> _WORK TO DO_:
Could you output each line of the data that follows exactly?
-- Begin --
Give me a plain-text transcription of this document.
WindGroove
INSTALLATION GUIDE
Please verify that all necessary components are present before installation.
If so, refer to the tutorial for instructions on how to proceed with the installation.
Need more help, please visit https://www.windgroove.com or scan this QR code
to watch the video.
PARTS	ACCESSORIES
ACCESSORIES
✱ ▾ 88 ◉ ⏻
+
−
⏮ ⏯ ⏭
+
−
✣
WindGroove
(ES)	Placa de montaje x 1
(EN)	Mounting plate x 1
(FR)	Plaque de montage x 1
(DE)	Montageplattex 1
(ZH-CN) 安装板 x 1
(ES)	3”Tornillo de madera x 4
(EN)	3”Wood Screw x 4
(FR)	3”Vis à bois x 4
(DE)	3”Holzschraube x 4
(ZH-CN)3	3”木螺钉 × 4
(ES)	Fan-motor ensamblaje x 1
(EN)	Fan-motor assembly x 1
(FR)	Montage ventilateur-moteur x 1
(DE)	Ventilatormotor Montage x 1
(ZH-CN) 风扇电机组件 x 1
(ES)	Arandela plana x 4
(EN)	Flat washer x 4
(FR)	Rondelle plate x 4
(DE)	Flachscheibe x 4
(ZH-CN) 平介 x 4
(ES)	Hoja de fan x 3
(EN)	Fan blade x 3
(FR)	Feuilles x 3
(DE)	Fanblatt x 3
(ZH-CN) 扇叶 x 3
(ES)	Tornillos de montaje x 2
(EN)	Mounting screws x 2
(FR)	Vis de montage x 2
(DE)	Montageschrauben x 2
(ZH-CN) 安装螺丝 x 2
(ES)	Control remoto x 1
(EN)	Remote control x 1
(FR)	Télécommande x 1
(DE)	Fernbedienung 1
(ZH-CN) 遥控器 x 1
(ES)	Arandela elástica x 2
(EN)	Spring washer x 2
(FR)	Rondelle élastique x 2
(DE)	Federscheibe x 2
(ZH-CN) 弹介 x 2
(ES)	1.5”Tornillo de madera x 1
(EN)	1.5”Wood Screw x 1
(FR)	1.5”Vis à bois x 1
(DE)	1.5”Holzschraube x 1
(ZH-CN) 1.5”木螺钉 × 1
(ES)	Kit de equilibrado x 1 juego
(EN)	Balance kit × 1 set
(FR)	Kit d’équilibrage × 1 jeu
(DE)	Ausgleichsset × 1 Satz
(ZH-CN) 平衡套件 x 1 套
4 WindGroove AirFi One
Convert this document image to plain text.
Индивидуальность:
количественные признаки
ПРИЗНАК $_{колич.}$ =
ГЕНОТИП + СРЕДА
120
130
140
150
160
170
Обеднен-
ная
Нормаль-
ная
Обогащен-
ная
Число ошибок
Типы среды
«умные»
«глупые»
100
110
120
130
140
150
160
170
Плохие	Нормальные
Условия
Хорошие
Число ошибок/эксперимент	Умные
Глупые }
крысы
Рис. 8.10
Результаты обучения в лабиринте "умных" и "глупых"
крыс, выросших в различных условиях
-- End --
> _CORRECT OUTPUT_:
Give me a plain-text transcription of this document.
WindGroove
INSTALLATION GUIDE
Please verify that all necessary components are present before installation.
If so, refer to the tutorial for instructions on how to proceed with the installation.
Need more help, please visit https://www.windgroove.com or scan this QR code
to watch the video.
PARTS	ACCESSORIES
ACCESSORIES
✱ ▾ 88 ◉ ⏻
+
−
⏮ ⏯ ⏭
+
−
✣
WindGroove
(ES)	Placa de montaje x 1
(EN)	Mounting plate x 1
(FR)	Plaque de montage x 1
(DE)	Montageplattex 1
(ZH-CN) 安装板 x 1
(ES)	3”Tornillo de madera x 4
(EN)	3”Wood Screw x 4
(FR)	3”Vis à bois x 4
(DE)	3”Holzschraube x 4
(ZH-CN)3	3”木螺钉 × 4
(ES)	Fan-motor ensamblaje x 1
(EN)	Fan-motor assembly x 1
(FR)	Montage ventilateur-moteur x 1
(DE)	Ventilatormotor Montage x 1
(ZH-CN) 风扇电机组件 x 1
(ES)	Arandela plana x 4
(EN)	Flat washer x 4
(FR)	Rondelle plate x 4
(DE)	Flachscheibe x 4
(ZH-CN) 平介 x 4
(ES)	Hoja de fan x 3
(EN)	Fan blade x 3
(FR)	Feuilles x 3
(DE)	Fanblatt x 3
(ZH-CN) 扇叶 x 3
(ES)	Tornillos de montaje x 2
(EN)	Mounting screws x 2
(FR)	Vis de montage x 2
(DE)	Montageschrauben x 2
(ZH-CN) 安装螺丝 x 2
(ES)	Control remoto x 1
(EN)	Remote control x 1
(FR)	Télécommande x 1
(DE)	Fernbedienung 1
(ZH-CN) 遥控器 x 1
(ES)	Arandela elástica x 2
(EN)	Spring washer x 2
(FR)	Rondelle élastique x 2
(DE)	Federscheibe x 2
(ZH-CN) 弹介 x 2
(ES)	1.5”Tornillo de madera x 1
(EN)	1.5”Wood Screw x 1
(FR)	1.5”Vis à bois x 1
(DE)	1.5”Holzschraube x 1
(ZH-CN) 1.5”木螺钉 × 1
(ES)	Kit de equilibrado x 1 juego
(EN)	Balance kit × 1 set
(FR)	Kit d’équilibrage × 1 jeu
(DE)	Ausgleichsset × 1 Satz
(ZH-CN) 平衡套件 x 1 套
4 WindGroove AirFi One
Convert this document image to plain text.
Индивидуальность:
количественные признаки
ПРИЗНАК $_{колич.}$ =
ГЕНОТИП + СРЕДА
120
130
140
150
160
170
Обеднен-
ная
Нормаль-
ная
Обогащен-
ная
Число ошибок
Типы среды
«умные»
«глупые»
100
110
120
130
140
150
160
170
Плохие	Нормальные
Условия
Хорошие
Число ошибок/эксперимент	Умные
Глупые }
крысы
Рис. 8.10
Результаты обучения в лабиринте "умных" и "глупых"
крыс, выросших в различных условиях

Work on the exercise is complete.